Given instruction -> Verbatim output of all the material below is required.

Provided records ->
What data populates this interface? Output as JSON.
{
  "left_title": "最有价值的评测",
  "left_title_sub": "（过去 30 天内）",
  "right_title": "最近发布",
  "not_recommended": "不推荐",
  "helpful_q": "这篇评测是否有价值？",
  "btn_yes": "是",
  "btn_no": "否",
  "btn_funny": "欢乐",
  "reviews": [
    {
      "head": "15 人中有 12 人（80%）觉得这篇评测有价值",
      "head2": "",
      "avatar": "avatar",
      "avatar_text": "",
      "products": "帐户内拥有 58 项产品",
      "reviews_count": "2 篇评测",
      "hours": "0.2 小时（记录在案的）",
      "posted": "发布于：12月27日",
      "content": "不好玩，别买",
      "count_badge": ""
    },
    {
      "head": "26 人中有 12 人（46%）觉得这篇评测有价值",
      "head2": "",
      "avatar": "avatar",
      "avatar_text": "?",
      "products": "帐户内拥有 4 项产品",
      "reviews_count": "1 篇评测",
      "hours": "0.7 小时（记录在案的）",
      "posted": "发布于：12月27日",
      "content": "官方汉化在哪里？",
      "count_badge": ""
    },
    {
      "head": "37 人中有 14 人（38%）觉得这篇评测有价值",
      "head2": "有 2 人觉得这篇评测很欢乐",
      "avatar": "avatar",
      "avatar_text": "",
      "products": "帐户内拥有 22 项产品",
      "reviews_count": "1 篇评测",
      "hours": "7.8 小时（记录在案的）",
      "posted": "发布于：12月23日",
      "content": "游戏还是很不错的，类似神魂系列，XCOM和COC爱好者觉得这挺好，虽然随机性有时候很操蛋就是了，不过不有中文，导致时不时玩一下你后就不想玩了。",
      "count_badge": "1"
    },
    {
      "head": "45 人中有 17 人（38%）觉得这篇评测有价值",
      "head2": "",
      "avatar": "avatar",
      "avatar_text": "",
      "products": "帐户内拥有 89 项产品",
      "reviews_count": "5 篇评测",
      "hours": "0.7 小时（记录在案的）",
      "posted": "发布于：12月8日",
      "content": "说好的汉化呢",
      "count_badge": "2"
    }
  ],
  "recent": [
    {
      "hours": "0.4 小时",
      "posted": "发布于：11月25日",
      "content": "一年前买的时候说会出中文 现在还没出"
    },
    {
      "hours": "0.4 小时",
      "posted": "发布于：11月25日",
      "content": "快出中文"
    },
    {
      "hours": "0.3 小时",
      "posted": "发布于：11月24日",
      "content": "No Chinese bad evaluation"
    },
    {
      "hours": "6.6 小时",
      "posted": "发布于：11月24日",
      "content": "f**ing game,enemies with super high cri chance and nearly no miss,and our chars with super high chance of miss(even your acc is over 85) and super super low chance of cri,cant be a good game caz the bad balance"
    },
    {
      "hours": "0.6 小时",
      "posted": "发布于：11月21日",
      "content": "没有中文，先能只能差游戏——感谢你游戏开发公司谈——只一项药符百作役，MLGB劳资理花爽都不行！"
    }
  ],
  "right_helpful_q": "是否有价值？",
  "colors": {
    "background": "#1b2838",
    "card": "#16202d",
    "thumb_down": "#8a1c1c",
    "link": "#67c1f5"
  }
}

Result of the task ->
What data populates this interface? Output as JSON.
{
  "left_title": "最有价值的评测",
  "left_title_sub": "（过去 30 天内）",
  "right_title": "最近发布",
  "not_recommended": "不推荐",
  "helpful_q": "这篇评测是否有价值？",
  "btn_yes": "是",
  "btn_no": "否",
  "btn_funny": "欢乐",
  "reviews": [
    {
      "head": "15 人中有 12 人（80%）觉得这篇评测有价值",
      "head2": "",
      "avatar": "avatar",
      "avatar_text": "",
      "products": "帐户内拥有 58 项产品",
      "reviews_count": "2 篇评测",
      "hours": "0.2 小时（记录在案的）",
      "posted": "发布于：12月27日",
      "content": "不好玩，别买",
      "count_badge": ""
    },
    {
      "head": "26 人中有 12 人（46%）觉得这篇评测有价值",
      "head2": "",
      "avatar": "avatar",
      "avatar_text": "?",
      "products": "帐户内拥有 4 项产品",
      "reviews_count": "1 篇评测",
      "hours": "0.7 小时（记录在案的）",
      "posted": "发布于：12月27日",
      "content": "官方汉化在哪里？",
      "count_badge": ""
    },
    {
      "head": "37 人中有 14 人（38%）觉得这篇评测有价值",
      "head2": "有 2 人觉得这篇评测很欢乐",
      "avatar": "avatar",
      "avatar_text": "",
      "products": "帐户内拥有 22 项产品",
      "reviews_count": "1 篇评测",
      "hours": "7.8 小时（记录在案的）",
      "posted": "发布于：12月23日",
      "content": "游戏还是很不错的，类似神魂系列，XCOM和COC爱好者觉得这挺好，虽然随机性有时候很操蛋就是了，不过不有中文，导致时不时玩一下你后就不想玩了。",
      "count_badge": "1"
    },
    {
      "head": "45 人中有 17 人（38%）觉得这篇评测有价值",
      "head2": "",
      "avatar": "avatar",
      "avatar_text": "",
      "products": "帐户内拥有 89 项产品",
      "reviews_count": "5 篇评测",
      "hours": "0.7 小时（记录在案的）",
      "posted": "发布于：12月8日",
      "content": "说好的汉化呢",
      "count_badge": "2"
    }
  ],
  "recent": [
    {
      "hours": "0.4 小时",
      "posted": "发布于：11月25日",
      "content": "一年前买的时候说会出中文 现在还没出"
    },
    {
      "hours": "0.4 小时",
      "posted": "发布于：11月25日",
      "content": "快出中文"
    },
    {
      "hours": "0.3 小时",
      "posted": "发布于：11月24日",
      "content": "No Chinese bad evaluation"
    },
    {
      "hours": "6.6 小时",
      "posted": "发布于：11月24日",
      "content": "f**ing game,enemies with super high cri chance and nearly no miss,and our chars with super high chance of miss(even your acc is over 85) and super super low chance of cri,cant be a good game caz the bad balance"
    },
    {
      "hours": "0.6 小时",
      "posted": "发布于：11月21日",
      "content": "没有中文，先能只能差游戏——感谢你游戏开发公司谈——只一项药符百作役，MLGB劳资理花爽都不行！"
    }
  ],
  "right_helpful_q": "是否有价值？",
  "colors": {
    "background": "#1b2838",
    "card": "#16202d",
    "thumb_down": "#8a1c1c",
    "link": "#67c1f5"
  }
}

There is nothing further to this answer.